### Extracted data
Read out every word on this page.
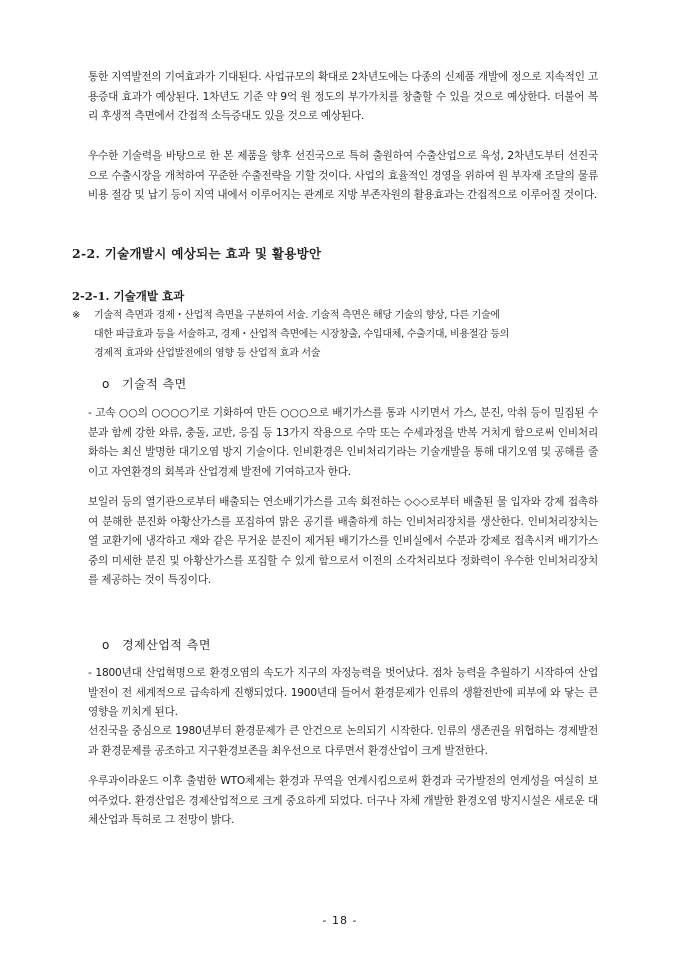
통한 지역발전의 기여효과가 기대된다. 사업규모의 확대로 2차년도에는 다종의 신제품 개발에 정으로 지속적인 고용증대 효과가 예상된다. 1차년도 기준 약 9억 원 정도의 부가가치를 창출할 수 있을 것으로 예상한다. 더불어 복리 후생적 측면에서 간접적 소득증대도 있을 것으로 예상된다.

우수한 기술력을 바탕으로 한 본 제품을 향후 선진국으로 특허 출원하여 수출산업으로 육성, 2차년도부터 선진국으로 수출시장을 개척하여 꾸준한 수출전략을 기할 것이다. 사업의 효율적인 경영을 위하여 원 부자재 조달의 물류비용 절감 및 납기 등이 지역 내에서 이루어지는 관계로 지방 부존자원의 활용효과는 간접적으로 이루어질 것이다.

2-2. 기술개발시 예상되는 효과 및 활용방안
2-2-1. 기술개발 효과
※ 기술적 측면과 경제・산업적 측면을 구분하여 서술. 기술적 측면은 해당 기술의 향상, 다른 기술에
대한 파급효과 등을 서술하고, 경제・산업적 측면에는 시장창출, 수입대체, 수출기대, 비용절감 등의
경제적 효과와 산업발전에의 영향 등 산업적 효과 서술
o 기술적 측면

- 고속 ○○의 ○○○○기로 기화하여 만든 ○○○으로 배기가스를 통과 시키면서 가스, 분진, 악취 등이 밀집된 수분과 함께 강한 와류, 충돌, 교반, 응집 등 13가지 작용으로 수막 또는 수세과정을 반복 거치게 함으로써 인비처리화하는 최신 발명한 대기오염 방지 기술이다. 인비환경은 인비처리기라는 기술개발을 통해 대기오염 및 공해를 줄이고 자연환경의 회복과 산업경제 발전에 기여하고자 한다.

보일러 등의 열기관으로부터 배출되는 연소배기가스를 고속 회전하는 ◇◇◇로부터 배출된 물 입자와 강제 접촉하여 분해한 분진화 아황산가스를 포집하여 맑은 공기를 배출하게 하는 인비처리장치를 생산한다. 인비처리장치는 열 교환기에 냉각하고 재와 같은 무거운 분진이 제거된 배기가스를 인비실에서 수분과 강제로 접촉시켜 배기가스 중의 미세한 분진 및 아황산가스를 포집할 수 있게 함으로서 이전의 소각처리보다 정화력이 우수한 인비처리장치를 제공하는 것이 특징이다.

o 경제산업적 측면

- 1800년대 산업혁명으로 환경오염의 속도가 지구의 자정능력을 벗어났다. 점차 능력을 추월하기 시작하여 산업발전이 전 세계적으로 급속하게 진행되었다. 1900년대 들어서 환경문제가 인류의 생활전반에 피부에 와 닿는 큰 영향을 끼치게 된다.

선진국을 중심으로 1980년부터 환경문제가 큰 안건으로 논의되기 시작한다. 인류의 생존권을 위협하는 경제발전과 환경문제를 공조하고 지구환경보존을 최우선으로 다루면서 환경산업이 크게 발전한다.

우루과이라운드 이후 출범한 WTO체제는 환경과 무역을 연계시킴으로써 환경과 국가발전의 연계성을 여실히 보여주었다. 환경산업은 경제산업적으로 크게 중요하게 되었다. 더구나 자체 개발한 환경오염 방지시설은 새로운 대체산업과 특허로 그 전망이 밝다.

- 18 -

### Work to be completed
The entries above should be reproduced exactly, without their pictures.

### Task solution
Read out every word on this page.
통한 지역발전의 기여효과가 기대된다. 사업규모의 확대로 2차년도에는 다종의 신제품 개발에 정으로 지속적인 고용증대 효과가 예상된다. 1차년도 기준 약 9억 원 정도의 부가가치를 창출할 수 있을 것으로 예상한다. 더불어 복리 후생적 측면에서 간접적 소득증대도 있을 것으로 예상된다.

우수한 기술력을 바탕으로 한 본 제품을 향후 선진국으로 특허 출원하여 수출산업으로 육성, 2차년도부터 선진국으로 수출시장을 개척하여 꾸준한 수출전략을 기할 것이다. 사업의 효율적인 경영을 위하여 원 부자재 조달의 물류비용 절감 및 납기 등이 지역 내에서 이루어지는 관계로 지방 부존자원의 활용효과는 간접적으로 이루어질 것이다.

2-2. 기술개발시 예상되는 효과 및 활용방안
2-2-1. 기술개발 효과
※ 기술적 측면과 경제・산업적 측면을 구분하여 서술. 기술적 측면은 해당 기술의 향상, 다른 기술에
대한 파급효과 등을 서술하고, 경제・산업적 측면에는 시장창출, 수입대체, 수출기대, 비용절감 등의
경제적 효과와 산업발전에의 영향 등 산업적 효과 서술
o 기술적 측면

- 고속 ○○의 ○○○○기로 기화하여 만든 ○○○으로 배기가스를 통과 시키면서 가스, 분진, 악취 등이 밀집된 수분과 함께 강한 와류, 충돌, 교반, 응집 등 13가지 작용으로 수막 또는 수세과정을 반복 거치게 함으로써 인비처리화하는 최신 발명한 대기오염 방지 기술이다. 인비환경은 인비처리기라는 기술개발을 통해 대기오염 및 공해를 줄이고 자연환경의 회복과 산업경제 발전에 기여하고자 한다.

보일러 등의 열기관으로부터 배출되는 연소배기가스를 고속 회전하는 ◇◇◇로부터 배출된 물 입자와 강제 접촉하여 분해한 분진화 아황산가스를 포집하여 맑은 공기를 배출하게 하는 인비처리장치를 생산한다. 인비처리장치는 열 교환기에 냉각하고 재와 같은 무거운 분진이 제거된 배기가스를 인비실에서 수분과 강제로 접촉시켜 배기가스 중의 미세한 분진 및 아황산가스를 포집할 수 있게 함으로서 이전의 소각처리보다 정화력이 우수한 인비처리장치를 제공하는 것이 특징이다.

o 경제산업적 측면

- 1800년대 산업혁명으로 환경오염의 속도가 지구의 자정능력을 벗어났다. 점차 능력을 추월하기 시작하여 산업발전이 전 세계적으로 급속하게 진행되었다. 1900년대 들어서 환경문제가 인류의 생활전반에 피부에 와 닿는 큰 영향을 끼치게 된다.

선진국을 중심으로 1980년부터 환경문제가 큰 안건으로 논의되기 시작한다. 인류의 생존권을 위협하는 경제발전과 환경문제를 공조하고 지구환경보존을 최우선으로 다루면서 환경산업이 크게 발전한다.

우루과이라운드 이후 출범한 WTO체제는 환경과 무역을 연계시킴으로써 환경과 국가발전의 연계성을 여실히 보여주었다. 환경산업은 경제산업적으로 크게 중요하게 되었다. 더구나 자체 개발한 환경오염 방지시설은 새로운 대체산업과 특허로 그 전망이 밝다.

- 18 -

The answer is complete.